- What is expected:
Keep the wording of each record exactly the same when you repeat it, and leave out pictures.

- Given entries:
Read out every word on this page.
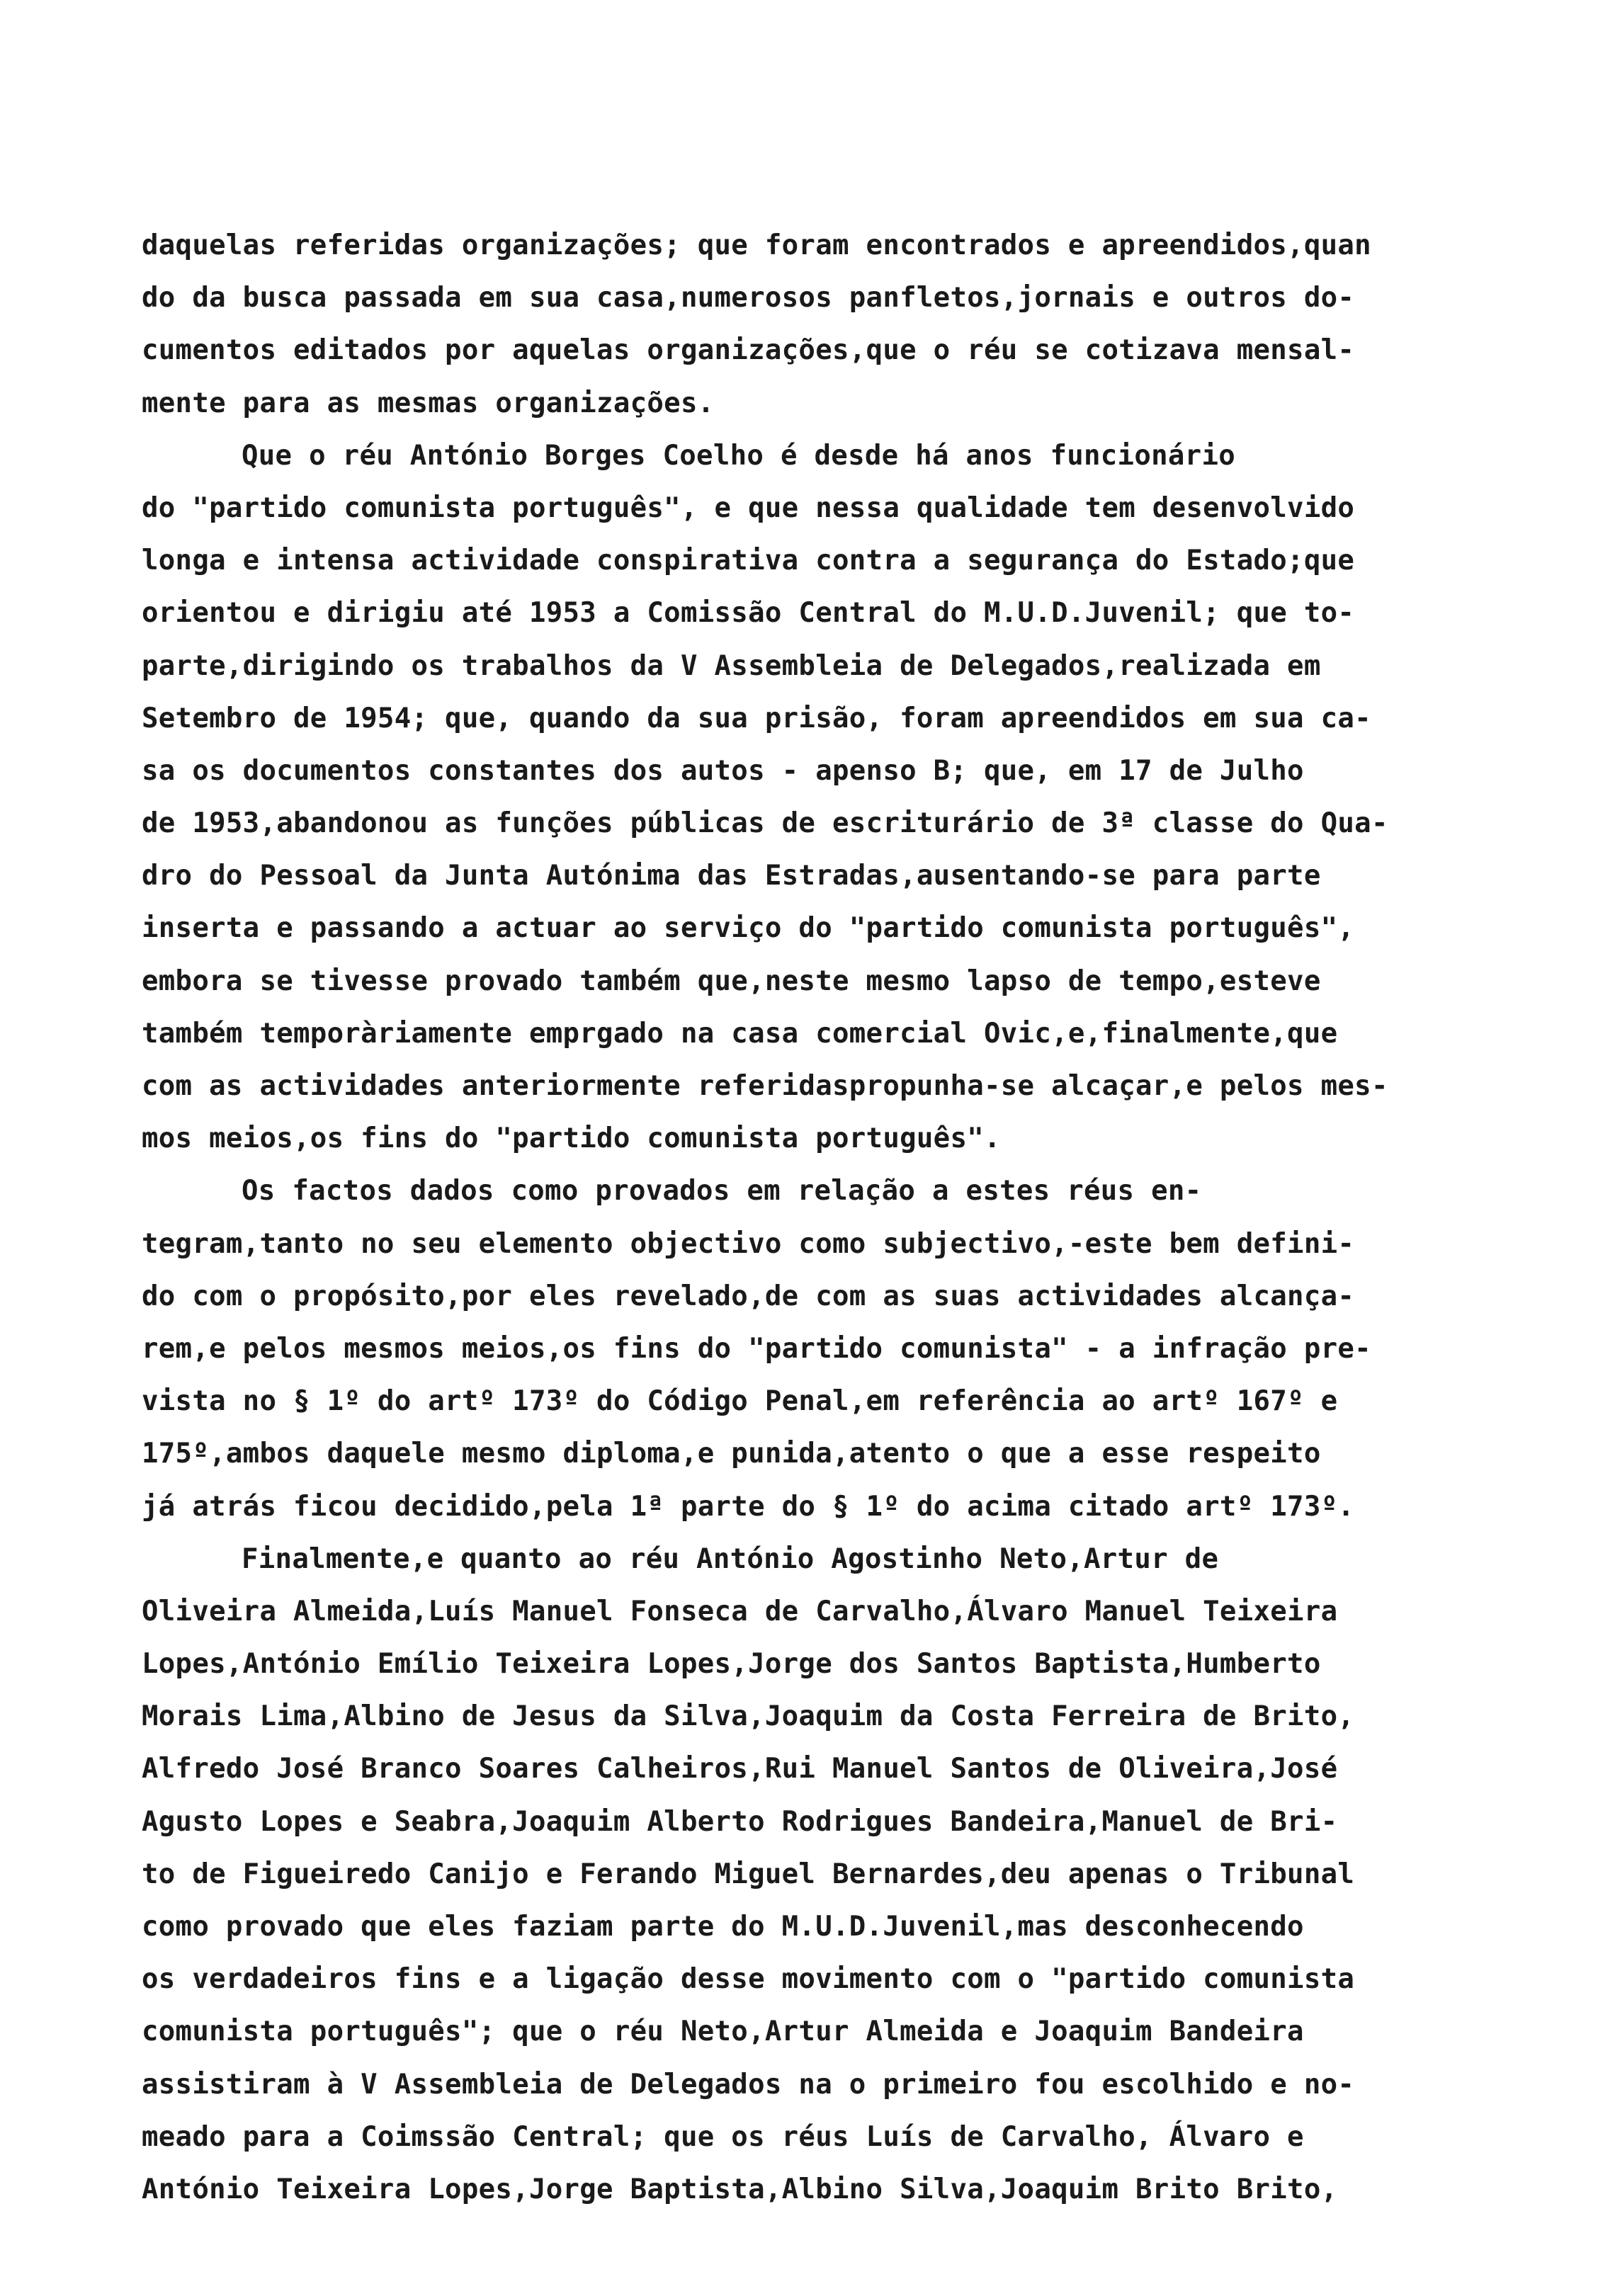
daquelas referidas organizações; que foram encontrados e apreendidos,quan
do da busca passada em sua casa,numerosos panfletos,jornais e outros do-
cumentos editados por aquelas organizações,que o réu se cotizava mensal-
mente para as mesmas organizações.
Que o réu António Borges Coelho é desde há anos funcionário
do "partido comunista português", e que nessa qualidade tem desenvolvido
longa e intensa actividade conspirativa contra a segurança do Estado;que
orientou e dirigiu até 1953 a Comissão Central do M.U.D.Juvenil; que to-
parte,dirigindo os trabalhos da V Assembleia de Delegados,realizada em
Setembro de 1954; que, quando da sua prisão, foram apreendidos em sua ca-
sa os documentos constantes dos autos - apenso B; que, em 17 de Julho
de 1953,abandonou as funções públicas de escriturário de 3ª classe do Qua-
dro do Pessoal da Junta Autónima das Estradas,ausentando-se para parte
inserta e passando a actuar ao serviço do "partido comunista português",
embora se tivesse provado também que,neste mesmo lapso de tempo,esteve
também temporàriamente emprgado na casa comercial Ovic,e,finalmente,que
com as actividades anteriormente referidaspropunha-se alcaçar,e pelos mes-
mos meios,os fins do "partido comunista português".
Os factos dados como provados em relação a estes réus en-
tegram,tanto no seu elemento objectivo como subjectivo,-este bem defini-
do com o propósito,por eles revelado,de com as suas actividades alcança-
rem,e pelos mesmos meios,os fins do "partido comunista" - a infração pre-
vista no § 1º do artº 173º do Código Penal,em referência ao artº 167º e
175º,ambos daquele mesmo diploma,e punida,atento o que a esse respeito
já atrás ficou decidido,pela 1ª parte do § 1º do acima citado artº 173º.
Finalmente,e quanto ao réu António Agostinho Neto,Artur de
Oliveira Almeida,Luís Manuel Fonseca de Carvalho,Álvaro Manuel Teixeira
Lopes,António Emílio Teixeira Lopes,Jorge dos Santos Baptista,Humberto
Morais Lima,Albino de Jesus da Silva,Joaquim da Costa Ferreira de Brito,
Alfredo José Branco Soares Calheiros,Rui Manuel Santos de Oliveira,José
Agusto Lopes e Seabra,Joaquim Alberto Rodrigues Bandeira,Manuel de Bri-
to de Figueiredo Canijo e Ferando Miguel Bernardes,deu apenas o Tribunal
como provado que eles faziam parte do M.U.D.Juvenil,mas desconhecendo
os verdadeiros fins e a ligação desse movimento com o "partido comunista
comunista português"; que o réu Neto,Artur Almeida e Joaquim Bandeira
assistiram à V Assembleia de Delegados na o primeiro fou escolhido e no-
meado para a Coimssão Central; que os réus Luís de Carvalho, Álvaro e
António Teixeira Lopes,Jorge Baptista,Albino Silva,Joaquim Brito Brito,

- Solution to this task:
Read out every word on this page.
daquelas referidas organizações; que foram encontrados e apreendidos,quan
do da busca passada em sua casa,numerosos panfletos,jornais e outros do-
cumentos editados por aquelas organizações,que o réu se cotizava mensal-
mente para as mesmas organizações.
Que o réu António Borges Coelho é desde há anos funcionário
do "partido comunista português", e que nessa qualidade tem desenvolvido
longa e intensa actividade conspirativa contra a segurança do Estado;que
orientou e dirigiu até 1953 a Comissão Central do M.U.D.Juvenil; que to-
parte,dirigindo os trabalhos da V Assembleia de Delegados,realizada em
Setembro de 1954; que, quando da sua prisão, foram apreendidos em sua ca-
sa os documentos constantes dos autos - apenso B; que, em 17 de Julho
de 1953,abandonou as funções públicas de escriturário de 3ª classe do Qua-
dro do Pessoal da Junta Autónima das Estradas,ausentando-se para parte
inserta e passando a actuar ao serviço do "partido comunista português",
embora se tivesse provado também que,neste mesmo lapso de tempo,esteve
também temporàriamente emprgado na casa comercial Ovic,e,finalmente,que
com as actividades anteriormente referidaspropunha-se alcaçar,e pelos mes-
mos meios,os fins do "partido comunista português".
Os factos dados como provados em relação a estes réus en-
tegram,tanto no seu elemento objectivo como subjectivo,-este bem defini-
do com o propósito,por eles revelado,de com as suas actividades alcança-
rem,e pelos mesmos meios,os fins do "partido comunista" - a infração pre-
vista no § 1º do artº 173º do Código Penal,em referência ao artº 167º e
175º,ambos daquele mesmo diploma,e punida,atento o que a esse respeito
já atrás ficou decidido,pela 1ª parte do § 1º do acima citado artº 173º.
Finalmente,e quanto ao réu António Agostinho Neto,Artur de
Oliveira Almeida,Luís Manuel Fonseca de Carvalho,Álvaro Manuel Teixeira
Lopes,António Emílio Teixeira Lopes,Jorge dos Santos Baptista,Humberto
Morais Lima,Albino de Jesus da Silva,Joaquim da Costa Ferreira de Brito,
Alfredo José Branco Soares Calheiros,Rui Manuel Santos de Oliveira,José
Agusto Lopes e Seabra,Joaquim Alberto Rodrigues Bandeira,Manuel de Bri-
to de Figueiredo Canijo e Ferando Miguel Bernardes,deu apenas o Tribunal
como provado que eles faziam parte do M.U.D.Juvenil,mas desconhecendo
os verdadeiros fins e a ligação desse movimento com o "partido comunista
comunista português"; que o réu Neto,Artur Almeida e Joaquim Bandeira
assistiram à V Assembleia de Delegados na o primeiro fou escolhido e no-
meado para a Coimssão Central; que os réus Luís de Carvalho, Álvaro e
António Teixeira Lopes,Jorge Baptista,Albino Silva,Joaquim Brito Brito,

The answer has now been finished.